▸ **Data for processing**:

**********

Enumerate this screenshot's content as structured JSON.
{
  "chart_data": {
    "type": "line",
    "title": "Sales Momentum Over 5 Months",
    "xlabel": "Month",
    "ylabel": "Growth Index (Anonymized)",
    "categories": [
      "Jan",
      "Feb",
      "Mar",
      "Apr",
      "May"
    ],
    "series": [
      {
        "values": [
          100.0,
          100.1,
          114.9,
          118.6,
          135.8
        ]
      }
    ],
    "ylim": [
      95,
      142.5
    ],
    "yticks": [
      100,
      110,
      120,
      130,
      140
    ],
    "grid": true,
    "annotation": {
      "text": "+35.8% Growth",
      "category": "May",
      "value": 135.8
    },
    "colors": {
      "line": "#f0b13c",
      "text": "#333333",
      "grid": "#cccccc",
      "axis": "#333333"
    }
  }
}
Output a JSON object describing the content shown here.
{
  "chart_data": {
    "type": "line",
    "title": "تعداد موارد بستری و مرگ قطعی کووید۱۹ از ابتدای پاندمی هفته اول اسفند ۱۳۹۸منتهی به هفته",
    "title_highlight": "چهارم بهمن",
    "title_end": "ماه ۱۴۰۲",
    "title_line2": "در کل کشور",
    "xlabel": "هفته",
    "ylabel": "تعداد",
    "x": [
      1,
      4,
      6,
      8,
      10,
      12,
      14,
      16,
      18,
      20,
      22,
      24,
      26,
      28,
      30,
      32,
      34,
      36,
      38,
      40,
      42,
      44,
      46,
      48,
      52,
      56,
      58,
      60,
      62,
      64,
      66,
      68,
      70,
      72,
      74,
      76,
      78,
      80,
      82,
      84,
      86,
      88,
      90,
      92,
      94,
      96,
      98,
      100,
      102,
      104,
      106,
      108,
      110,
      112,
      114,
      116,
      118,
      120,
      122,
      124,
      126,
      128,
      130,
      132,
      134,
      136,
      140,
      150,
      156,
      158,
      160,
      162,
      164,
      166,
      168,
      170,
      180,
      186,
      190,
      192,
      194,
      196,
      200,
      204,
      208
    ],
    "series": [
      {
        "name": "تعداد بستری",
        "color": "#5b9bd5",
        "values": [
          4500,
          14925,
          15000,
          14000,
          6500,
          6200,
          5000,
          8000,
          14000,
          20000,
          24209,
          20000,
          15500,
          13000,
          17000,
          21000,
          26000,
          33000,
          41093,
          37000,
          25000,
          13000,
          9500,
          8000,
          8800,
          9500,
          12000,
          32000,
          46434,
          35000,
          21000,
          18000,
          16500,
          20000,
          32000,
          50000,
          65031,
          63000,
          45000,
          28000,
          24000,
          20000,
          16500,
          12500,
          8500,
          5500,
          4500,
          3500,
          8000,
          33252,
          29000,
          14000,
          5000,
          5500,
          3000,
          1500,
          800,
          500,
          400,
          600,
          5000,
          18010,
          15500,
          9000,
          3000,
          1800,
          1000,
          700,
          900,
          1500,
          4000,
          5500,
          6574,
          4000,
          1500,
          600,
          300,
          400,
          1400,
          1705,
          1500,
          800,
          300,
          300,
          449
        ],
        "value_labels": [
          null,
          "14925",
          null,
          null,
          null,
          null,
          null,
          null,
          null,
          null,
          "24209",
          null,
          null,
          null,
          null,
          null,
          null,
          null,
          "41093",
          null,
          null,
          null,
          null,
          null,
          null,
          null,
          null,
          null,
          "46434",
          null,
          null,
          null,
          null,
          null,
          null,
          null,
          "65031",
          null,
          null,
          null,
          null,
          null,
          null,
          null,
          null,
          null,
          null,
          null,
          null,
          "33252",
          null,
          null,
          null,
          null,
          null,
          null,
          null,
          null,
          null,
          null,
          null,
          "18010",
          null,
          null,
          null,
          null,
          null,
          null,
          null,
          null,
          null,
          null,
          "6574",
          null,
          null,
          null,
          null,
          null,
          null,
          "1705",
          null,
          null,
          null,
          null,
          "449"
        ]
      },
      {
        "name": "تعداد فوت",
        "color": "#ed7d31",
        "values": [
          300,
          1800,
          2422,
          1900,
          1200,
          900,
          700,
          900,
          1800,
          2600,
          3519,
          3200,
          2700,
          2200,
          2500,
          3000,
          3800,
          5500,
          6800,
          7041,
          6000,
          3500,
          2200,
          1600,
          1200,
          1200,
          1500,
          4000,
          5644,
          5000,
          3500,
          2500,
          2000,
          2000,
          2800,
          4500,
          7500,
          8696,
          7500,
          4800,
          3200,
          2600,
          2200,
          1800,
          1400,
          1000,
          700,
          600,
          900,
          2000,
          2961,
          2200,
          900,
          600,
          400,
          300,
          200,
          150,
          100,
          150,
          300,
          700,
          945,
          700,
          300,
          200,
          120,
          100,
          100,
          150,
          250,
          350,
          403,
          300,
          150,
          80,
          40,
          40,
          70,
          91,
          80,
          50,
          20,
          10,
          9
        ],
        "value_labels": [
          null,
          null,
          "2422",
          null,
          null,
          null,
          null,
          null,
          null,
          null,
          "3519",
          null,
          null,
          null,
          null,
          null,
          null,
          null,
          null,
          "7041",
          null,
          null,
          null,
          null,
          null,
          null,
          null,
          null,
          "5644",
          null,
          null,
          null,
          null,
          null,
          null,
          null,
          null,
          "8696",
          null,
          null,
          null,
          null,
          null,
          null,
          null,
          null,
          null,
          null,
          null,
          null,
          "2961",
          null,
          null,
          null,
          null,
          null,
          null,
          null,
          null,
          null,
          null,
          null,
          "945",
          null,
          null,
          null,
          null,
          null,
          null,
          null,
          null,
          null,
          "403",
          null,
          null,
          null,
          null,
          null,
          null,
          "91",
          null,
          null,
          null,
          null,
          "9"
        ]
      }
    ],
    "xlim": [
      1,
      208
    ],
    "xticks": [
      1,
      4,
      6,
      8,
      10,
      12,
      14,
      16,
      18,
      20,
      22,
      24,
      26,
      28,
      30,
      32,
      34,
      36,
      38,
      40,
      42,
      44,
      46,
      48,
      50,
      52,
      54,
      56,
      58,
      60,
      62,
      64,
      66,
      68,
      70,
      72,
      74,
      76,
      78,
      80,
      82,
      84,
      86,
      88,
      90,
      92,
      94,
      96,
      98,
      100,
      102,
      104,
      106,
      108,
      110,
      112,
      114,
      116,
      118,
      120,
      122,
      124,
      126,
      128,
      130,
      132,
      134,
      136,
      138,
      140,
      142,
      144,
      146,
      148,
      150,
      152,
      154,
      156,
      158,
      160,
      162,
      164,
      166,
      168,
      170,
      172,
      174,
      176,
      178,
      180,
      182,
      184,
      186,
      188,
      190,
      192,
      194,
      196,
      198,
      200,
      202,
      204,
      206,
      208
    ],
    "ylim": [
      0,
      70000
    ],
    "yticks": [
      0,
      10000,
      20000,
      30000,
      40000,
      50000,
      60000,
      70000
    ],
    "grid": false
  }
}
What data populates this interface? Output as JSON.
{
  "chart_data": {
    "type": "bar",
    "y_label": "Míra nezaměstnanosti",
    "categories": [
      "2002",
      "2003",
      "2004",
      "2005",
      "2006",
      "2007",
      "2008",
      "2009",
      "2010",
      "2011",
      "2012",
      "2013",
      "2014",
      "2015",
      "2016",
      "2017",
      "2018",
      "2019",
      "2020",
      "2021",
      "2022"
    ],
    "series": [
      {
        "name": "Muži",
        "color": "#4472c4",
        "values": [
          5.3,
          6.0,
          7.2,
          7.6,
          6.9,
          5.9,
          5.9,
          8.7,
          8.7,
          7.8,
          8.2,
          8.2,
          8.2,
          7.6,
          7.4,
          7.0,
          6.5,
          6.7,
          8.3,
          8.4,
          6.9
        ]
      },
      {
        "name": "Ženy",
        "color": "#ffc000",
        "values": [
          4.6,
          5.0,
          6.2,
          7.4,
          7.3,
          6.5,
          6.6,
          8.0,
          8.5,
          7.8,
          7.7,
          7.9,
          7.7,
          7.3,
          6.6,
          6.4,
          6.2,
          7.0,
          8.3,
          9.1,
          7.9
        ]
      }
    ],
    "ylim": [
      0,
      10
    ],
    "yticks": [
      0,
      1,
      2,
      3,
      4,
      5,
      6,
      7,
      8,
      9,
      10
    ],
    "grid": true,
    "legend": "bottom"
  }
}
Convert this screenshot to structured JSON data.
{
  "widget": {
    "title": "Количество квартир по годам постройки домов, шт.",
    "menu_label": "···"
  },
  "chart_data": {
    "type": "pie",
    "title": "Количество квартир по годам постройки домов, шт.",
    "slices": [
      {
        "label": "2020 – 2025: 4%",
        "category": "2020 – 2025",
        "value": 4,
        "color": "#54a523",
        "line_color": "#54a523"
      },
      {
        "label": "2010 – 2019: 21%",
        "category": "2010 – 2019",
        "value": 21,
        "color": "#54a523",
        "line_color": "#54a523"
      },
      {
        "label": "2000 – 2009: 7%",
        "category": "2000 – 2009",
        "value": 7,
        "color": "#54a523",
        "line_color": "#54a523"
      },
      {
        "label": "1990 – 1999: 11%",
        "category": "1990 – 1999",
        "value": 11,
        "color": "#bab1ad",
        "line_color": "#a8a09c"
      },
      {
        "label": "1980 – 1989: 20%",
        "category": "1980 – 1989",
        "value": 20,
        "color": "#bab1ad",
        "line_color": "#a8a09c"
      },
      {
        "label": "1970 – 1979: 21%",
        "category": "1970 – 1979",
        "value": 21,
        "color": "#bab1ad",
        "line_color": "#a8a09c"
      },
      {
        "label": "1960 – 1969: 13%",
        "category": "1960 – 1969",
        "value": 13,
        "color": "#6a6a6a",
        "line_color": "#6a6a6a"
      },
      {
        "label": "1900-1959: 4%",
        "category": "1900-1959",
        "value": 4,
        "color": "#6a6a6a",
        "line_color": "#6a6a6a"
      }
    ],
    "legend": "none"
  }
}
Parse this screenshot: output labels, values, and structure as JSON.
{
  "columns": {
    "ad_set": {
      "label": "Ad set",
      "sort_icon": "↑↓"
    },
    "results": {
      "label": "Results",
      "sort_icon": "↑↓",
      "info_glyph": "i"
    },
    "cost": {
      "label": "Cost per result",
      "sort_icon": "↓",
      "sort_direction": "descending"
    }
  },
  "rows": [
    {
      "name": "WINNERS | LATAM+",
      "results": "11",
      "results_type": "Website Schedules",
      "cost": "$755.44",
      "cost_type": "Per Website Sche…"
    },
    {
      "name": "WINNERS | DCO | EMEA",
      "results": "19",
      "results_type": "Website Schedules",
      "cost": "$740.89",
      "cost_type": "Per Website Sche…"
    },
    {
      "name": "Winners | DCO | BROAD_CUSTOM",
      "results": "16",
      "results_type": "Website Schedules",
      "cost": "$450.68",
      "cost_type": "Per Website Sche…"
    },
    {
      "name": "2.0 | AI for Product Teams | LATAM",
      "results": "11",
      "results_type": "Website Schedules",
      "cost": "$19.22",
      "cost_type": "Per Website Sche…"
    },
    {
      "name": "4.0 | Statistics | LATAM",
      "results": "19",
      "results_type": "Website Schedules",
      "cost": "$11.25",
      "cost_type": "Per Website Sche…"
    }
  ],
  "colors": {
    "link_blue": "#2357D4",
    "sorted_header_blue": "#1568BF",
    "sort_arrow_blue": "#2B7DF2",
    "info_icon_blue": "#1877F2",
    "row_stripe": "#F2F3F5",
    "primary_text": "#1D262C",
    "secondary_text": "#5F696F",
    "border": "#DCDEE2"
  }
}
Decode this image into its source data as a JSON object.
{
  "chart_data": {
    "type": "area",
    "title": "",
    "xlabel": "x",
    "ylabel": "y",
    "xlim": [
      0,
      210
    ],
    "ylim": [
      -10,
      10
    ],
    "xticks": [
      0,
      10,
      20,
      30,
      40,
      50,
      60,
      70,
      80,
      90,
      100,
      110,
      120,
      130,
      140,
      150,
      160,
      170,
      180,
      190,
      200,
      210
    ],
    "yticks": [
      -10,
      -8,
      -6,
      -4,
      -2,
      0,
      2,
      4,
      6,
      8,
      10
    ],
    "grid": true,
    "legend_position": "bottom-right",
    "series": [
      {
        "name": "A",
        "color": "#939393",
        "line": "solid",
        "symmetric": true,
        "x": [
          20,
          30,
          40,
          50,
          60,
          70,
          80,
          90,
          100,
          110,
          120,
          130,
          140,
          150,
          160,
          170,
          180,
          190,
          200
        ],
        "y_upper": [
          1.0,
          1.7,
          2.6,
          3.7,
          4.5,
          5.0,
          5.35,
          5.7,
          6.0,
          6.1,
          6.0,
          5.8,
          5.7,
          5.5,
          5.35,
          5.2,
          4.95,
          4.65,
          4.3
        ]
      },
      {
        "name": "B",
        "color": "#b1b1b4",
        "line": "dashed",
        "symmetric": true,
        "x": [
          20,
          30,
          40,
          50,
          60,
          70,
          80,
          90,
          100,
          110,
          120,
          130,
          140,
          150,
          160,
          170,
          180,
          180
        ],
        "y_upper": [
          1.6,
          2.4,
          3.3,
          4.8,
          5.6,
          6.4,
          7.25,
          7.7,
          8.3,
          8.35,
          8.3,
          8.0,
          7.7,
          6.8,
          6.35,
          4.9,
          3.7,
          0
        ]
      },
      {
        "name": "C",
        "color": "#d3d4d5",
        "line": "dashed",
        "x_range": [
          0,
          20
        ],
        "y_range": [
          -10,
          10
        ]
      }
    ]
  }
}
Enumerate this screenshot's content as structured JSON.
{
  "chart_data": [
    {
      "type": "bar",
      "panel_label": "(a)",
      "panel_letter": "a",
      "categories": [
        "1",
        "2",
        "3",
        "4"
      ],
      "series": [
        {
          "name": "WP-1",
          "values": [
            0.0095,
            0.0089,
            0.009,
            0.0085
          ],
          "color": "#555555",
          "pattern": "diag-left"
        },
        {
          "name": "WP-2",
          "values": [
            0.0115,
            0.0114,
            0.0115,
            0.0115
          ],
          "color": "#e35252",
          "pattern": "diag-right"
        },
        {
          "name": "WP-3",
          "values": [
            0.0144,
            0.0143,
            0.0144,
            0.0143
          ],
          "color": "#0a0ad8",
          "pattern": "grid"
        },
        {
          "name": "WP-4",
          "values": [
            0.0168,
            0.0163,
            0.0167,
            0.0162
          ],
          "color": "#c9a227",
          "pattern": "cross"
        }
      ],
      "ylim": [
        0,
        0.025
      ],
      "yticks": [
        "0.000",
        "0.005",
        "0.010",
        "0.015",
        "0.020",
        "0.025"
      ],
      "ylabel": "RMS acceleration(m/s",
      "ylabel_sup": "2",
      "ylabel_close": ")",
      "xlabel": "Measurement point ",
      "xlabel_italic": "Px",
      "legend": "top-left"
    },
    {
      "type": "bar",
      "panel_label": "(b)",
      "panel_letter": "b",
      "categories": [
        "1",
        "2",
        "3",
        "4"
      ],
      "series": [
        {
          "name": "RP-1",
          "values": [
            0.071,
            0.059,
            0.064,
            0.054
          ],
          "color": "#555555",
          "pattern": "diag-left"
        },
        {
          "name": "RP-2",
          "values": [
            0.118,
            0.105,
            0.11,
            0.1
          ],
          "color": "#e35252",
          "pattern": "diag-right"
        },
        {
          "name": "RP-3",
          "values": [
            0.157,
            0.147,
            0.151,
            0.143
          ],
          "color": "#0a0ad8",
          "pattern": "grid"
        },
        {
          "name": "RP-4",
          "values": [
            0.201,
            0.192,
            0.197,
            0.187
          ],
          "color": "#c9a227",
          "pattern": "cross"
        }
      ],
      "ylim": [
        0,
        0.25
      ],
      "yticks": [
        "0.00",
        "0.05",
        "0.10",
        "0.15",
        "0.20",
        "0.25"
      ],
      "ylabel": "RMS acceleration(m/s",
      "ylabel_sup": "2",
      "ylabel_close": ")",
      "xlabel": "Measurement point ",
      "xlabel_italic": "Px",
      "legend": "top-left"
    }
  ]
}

**********

▸ **Exercise objective**:
Find and copy each line above that includes the string "Growth".

▸ **Final result**:
    "ylabel": "Growth Index (Anonymized)",
      "text": "+35.8% Growth",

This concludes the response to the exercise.